**Dataset content:**
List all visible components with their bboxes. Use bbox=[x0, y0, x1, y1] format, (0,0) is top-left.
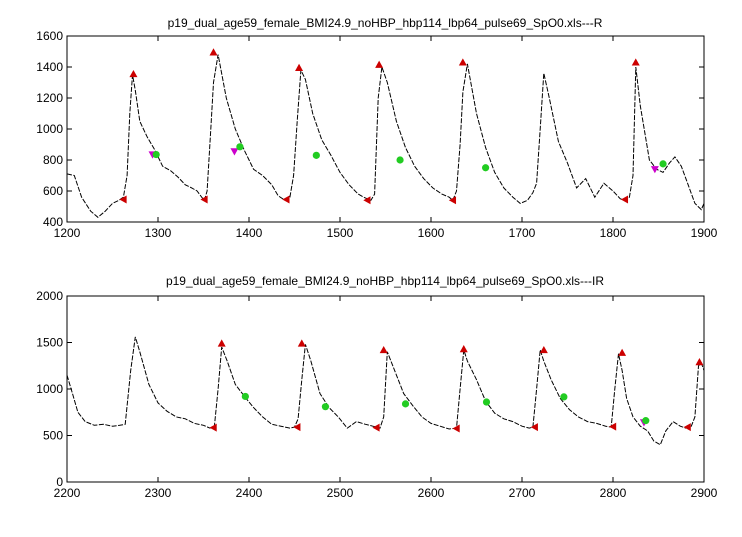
chart-ir-x-tick-label: 2400 bbox=[236, 486, 263, 500]
chart-ir-point-marker bbox=[642, 417, 650, 425]
chart-ir-peak-marker bbox=[618, 348, 627, 356]
chart-ir-valley-marker bbox=[452, 424, 460, 433]
chart-ir-point-marker bbox=[321, 403, 330, 411]
chart-r-axes-box bbox=[66, 35, 705, 223]
chart-r-y-tick-label: 1600 bbox=[36, 29, 63, 43]
chart-ir-point-marker bbox=[401, 400, 410, 408]
chart-r-y-tick-label: 1400 bbox=[36, 60, 63, 74]
chart-ir-y-tick-label: 0 bbox=[56, 475, 63, 489]
chart-r-valley-marker bbox=[200, 195, 208, 204]
chart-r-valley-marker bbox=[119, 195, 127, 204]
chart-ir-y-tick-label: 2000 bbox=[36, 289, 63, 303]
chart-ir-peak-marker bbox=[695, 358, 704, 366]
chart-r-x-tick-label: 1300 bbox=[145, 226, 172, 240]
chart-ir-peak-marker bbox=[379, 345, 388, 354]
chart-ir-valley-marker bbox=[530, 423, 538, 432]
chart-r-x-tick-label: 1500 bbox=[327, 226, 354, 240]
chart-ir-x-ticks: 2200 2300 2400 2500 2600 2700 2800 2900 bbox=[54, 296, 718, 500]
chart-ir-point-marker bbox=[482, 398, 491, 406]
chart-r-x-ticks: 1200 1300 1400 1500 1600 1700 1800 1900 bbox=[54, 36, 718, 240]
chart-r-peak-marker bbox=[458, 58, 467, 66]
chart-ir-x-tick-label: 2200 bbox=[54, 486, 81, 500]
chart-r-x-tick-label: 1900 bbox=[691, 226, 718, 240]
chart-r-dicrotic-marker bbox=[230, 148, 239, 156]
chart-r-y-ticks: 400 600 800 1000 1200 1400 1600 bbox=[36, 29, 704, 229]
chart-r-point-marker bbox=[312, 151, 320, 159]
chart-r-point-marker bbox=[659, 160, 667, 168]
chart-r-title: p19_dual_age59_female_BMI24.9_noHBP_hbp1… bbox=[168, 16, 603, 30]
chart-ir-peak-marker bbox=[217, 339, 226, 347]
chart-ir-plot-area bbox=[66, 295, 705, 483]
chart-r-valley-marker bbox=[282, 195, 290, 204]
chart-ir-x-tick-label: 2300 bbox=[145, 486, 172, 500]
chart-r-x-tick-label: 1600 bbox=[418, 226, 445, 240]
chart-r-point-marker bbox=[482, 164, 490, 172]
chart-r-valley-marker bbox=[363, 196, 371, 205]
chart-ir-title: p19_dual_age59_female_BMI24.9_noHBP_hbp1… bbox=[166, 274, 604, 288]
chart-r-y-tick-label: 800 bbox=[43, 153, 63, 167]
chart-r-peak-marker bbox=[631, 58, 640, 66]
chart-ir-point-marker bbox=[241, 392, 249, 401]
chart-r-point-marker bbox=[396, 156, 404, 164]
chart-ir-signal-line bbox=[66, 336, 705, 446]
chart-r-y-tick-label: 1200 bbox=[36, 91, 63, 105]
chart-ir-y-tick-label: 1000 bbox=[36, 382, 63, 396]
chart-r-plot-area bbox=[66, 35, 705, 223]
chart-ir-axes-box bbox=[66, 295, 705, 483]
chart-ir-valley-marker bbox=[372, 423, 380, 432]
chart-r-y-tick-label: 400 bbox=[43, 215, 63, 229]
chart-ir-x-tick-label: 2600 bbox=[418, 486, 445, 500]
chart-ir-valley-marker bbox=[293, 423, 301, 432]
chart-r-valley-marker bbox=[620, 195, 629, 204]
chart-r-x-tick-label: 1200 bbox=[54, 226, 81, 240]
chart-ir-x-tick-label: 2500 bbox=[327, 486, 354, 500]
chart-r-panel: p19_dual_age59_female_BMI24.9_noHBP_hbp1… bbox=[36, 16, 717, 240]
chart-ir-y-tick-label: 500 bbox=[43, 429, 63, 443]
chart-ir-y-ticks: 0 500 1000 1500 2000 bbox=[36, 289, 704, 489]
chart-r-dicrotic-marker bbox=[650, 166, 659, 174]
chart-ir-peak-marker bbox=[539, 345, 548, 354]
chart-ir-x-tick-label: 2900 bbox=[691, 486, 718, 500]
chart-ir-valley-marker bbox=[683, 423, 691, 432]
chart-r-point-marker bbox=[236, 143, 244, 151]
chart-ir-valley-marker bbox=[209, 423, 217, 432]
chart-ir-x-tick-label: 2700 bbox=[509, 486, 536, 500]
chart-r-x-tick-label: 1800 bbox=[600, 226, 627, 240]
chart-r-peak-marker bbox=[129, 69, 138, 78]
chart-r-x-tick-label: 1700 bbox=[509, 226, 536, 240]
chart-r-y-tick-label: 1000 bbox=[36, 122, 63, 136]
chart-r-peak-marker bbox=[375, 60, 384, 68]
chart-ir-y-tick-label: 1500 bbox=[36, 336, 63, 350]
chart-ir-peak-marker bbox=[459, 345, 468, 353]
chart-r-valley-marker bbox=[448, 196, 457, 205]
chart-ir-panel: p19_dual_age59_female_BMI24.9_noHBP_hbp1… bbox=[36, 274, 717, 500]
chart-r-peak-marker bbox=[209, 48, 218, 56]
chart-r-y-tick-label: 600 bbox=[43, 184, 63, 198]
chart-r-point-marker bbox=[152, 150, 160, 159]
chart-ir-valley-marker bbox=[609, 422, 617, 431]
chart-r-x-tick-label: 1400 bbox=[236, 226, 263, 240]
chart-r-peak-marker bbox=[295, 63, 304, 71]
chart-ir-point-marker bbox=[560, 393, 568, 401]
chart-ir-peak-marker bbox=[297, 339, 306, 347]
chart-r-signal-line bbox=[66, 54, 705, 218]
chart-ir-x-tick-label: 2800 bbox=[600, 486, 627, 500]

**Your objective:** Return every line of the records above without any change, and leave the pictures out.

**Answer to the task:**
List all visible components with their bboxes. Use bbox=[x0, y0, x1, y1] format, (0,0) is top-left.
chart-ir-x-tick-label: 2400 bbox=[236, 486, 263, 500]
chart-ir-point-marker bbox=[642, 417, 650, 425]
chart-ir-peak-marker bbox=[618, 348, 627, 356]
chart-ir-valley-marker bbox=[452, 424, 460, 433]
chart-ir-point-marker bbox=[321, 403, 330, 411]
chart-r-axes-box bbox=[66, 35, 705, 223]
chart-r-y-tick-label: 1600 bbox=[36, 29, 63, 43]
chart-ir-point-marker bbox=[401, 400, 410, 408]
chart-r-y-tick-label: 1400 bbox=[36, 60, 63, 74]
chart-ir-y-tick-label: 0 bbox=[56, 475, 63, 489]
chart-r-valley-marker bbox=[200, 195, 208, 204]
chart-r-valley-marker bbox=[119, 195, 127, 204]
chart-ir-y-tick-label: 2000 bbox=[36, 289, 63, 303]
chart-ir-peak-marker bbox=[695, 358, 704, 366]
chart-r-x-tick-label: 1300 bbox=[145, 226, 172, 240]
chart-ir-peak-marker bbox=[379, 345, 388, 354]
chart-ir-valley-marker bbox=[530, 423, 538, 432]
chart-r-x-tick-label: 1500 bbox=[327, 226, 354, 240]
chart-ir-x-ticks: 2200 2300 2400 2500 2600 2700 2800 2900 bbox=[54, 296, 718, 500]
chart-ir-point-marker bbox=[482, 398, 491, 406]
chart-r-x-ticks: 1200 1300 1400 1500 1600 1700 1800 1900 bbox=[54, 36, 718, 240]
chart-r-peak-marker bbox=[458, 58, 467, 66]
chart-ir-x-tick-label: 2200 bbox=[54, 486, 81, 500]
chart-r-x-tick-label: 1900 bbox=[691, 226, 718, 240]
chart-r-dicrotic-marker bbox=[230, 148, 239, 156]
chart-r-y-ticks: 400 600 800 1000 1200 1400 1600 bbox=[36, 29, 704, 229]
chart-r-point-marker bbox=[312, 151, 320, 159]
chart-r-point-marker bbox=[659, 160, 667, 168]
chart-r-title: p19_dual_age59_female_BMI24.9_noHBP_hbp1… bbox=[168, 16, 603, 30]
chart-ir-peak-marker bbox=[217, 339, 226, 347]
chart-ir-plot-area bbox=[66, 295, 705, 483]
chart-r-valley-marker bbox=[282, 195, 290, 204]
chart-ir-x-tick-label: 2300 bbox=[145, 486, 172, 500]
chart-r-x-tick-label: 1600 bbox=[418, 226, 445, 240]
chart-r-point-marker bbox=[482, 164, 490, 172]
chart-r-valley-marker bbox=[363, 196, 371, 205]
chart-ir-title: p19_dual_age59_female_BMI24.9_noHBP_hbp1… bbox=[166, 274, 604, 288]
chart-r-y-tick-label: 800 bbox=[43, 153, 63, 167]
chart-r-peak-marker bbox=[631, 58, 640, 66]
chart-ir-point-marker bbox=[241, 392, 249, 401]
chart-r-point-marker bbox=[396, 156, 404, 164]
chart-ir-signal-line bbox=[66, 336, 705, 446]
chart-r-y-tick-label: 1200 bbox=[36, 91, 63, 105]
chart-ir-y-tick-label: 1000 bbox=[36, 382, 63, 396]
chart-r-plot-area bbox=[66, 35, 705, 223]
chart-ir-axes-box bbox=[66, 295, 705, 483]
chart-ir-valley-marker bbox=[372, 423, 380, 432]
chart-r-y-tick-label: 400 bbox=[43, 215, 63, 229]
chart-ir-x-tick-label: 2600 bbox=[418, 486, 445, 500]
chart-ir-valley-marker bbox=[293, 423, 301, 432]
chart-r-valley-marker bbox=[620, 195, 629, 204]
chart-r-x-tick-label: 1200 bbox=[54, 226, 81, 240]
chart-ir-x-tick-label: 2500 bbox=[327, 486, 354, 500]
chart-r-panel: p19_dual_age59_female_BMI24.9_noHBP_hbp1… bbox=[36, 16, 717, 240]
chart-ir-y-tick-label: 500 bbox=[43, 429, 63, 443]
chart-ir-y-ticks: 0 500 1000 1500 2000 bbox=[36, 289, 704, 489]
chart-r-dicrotic-marker bbox=[650, 166, 659, 174]
chart-ir-peak-marker bbox=[539, 345, 548, 354]
chart-ir-x-tick-label: 2900 bbox=[691, 486, 718, 500]
chart-ir-valley-marker bbox=[683, 423, 691, 432]
chart-r-point-marker bbox=[236, 143, 244, 151]
chart-ir-valley-marker bbox=[209, 423, 217, 432]
chart-ir-x-tick-label: 2700 bbox=[509, 486, 536, 500]
chart-r-x-tick-label: 1800 bbox=[600, 226, 627, 240]
chart-r-peak-marker bbox=[129, 69, 138, 78]
chart-r-x-tick-label: 1700 bbox=[509, 226, 536, 240]
chart-r-y-tick-label: 1000 bbox=[36, 122, 63, 136]
chart-r-peak-marker bbox=[375, 60, 384, 68]
chart-ir-y-tick-label: 1500 bbox=[36, 336, 63, 350]
chart-ir-peak-marker bbox=[459, 345, 468, 353]
chart-r-valley-marker bbox=[448, 196, 457, 205]
chart-ir-panel: p19_dual_age59_female_BMI24.9_noHBP_hbp1… bbox=[36, 274, 717, 500]
chart-r-peak-marker bbox=[209, 48, 218, 56]
chart-r-y-tick-label: 600 bbox=[43, 184, 63, 198]
chart-r-point-marker bbox=[152, 150, 160, 159]
chart-ir-valley-marker bbox=[609, 422, 617, 431]
chart-r-x-tick-label: 1400 bbox=[236, 226, 263, 240]
chart-r-peak-marker bbox=[295, 63, 304, 71]
chart-ir-point-marker bbox=[560, 393, 568, 401]
chart-ir-peak-marker bbox=[297, 339, 306, 347]
chart-r-signal-line bbox=[66, 54, 705, 218]
chart-ir-x-tick-label: 2800 bbox=[600, 486, 627, 500]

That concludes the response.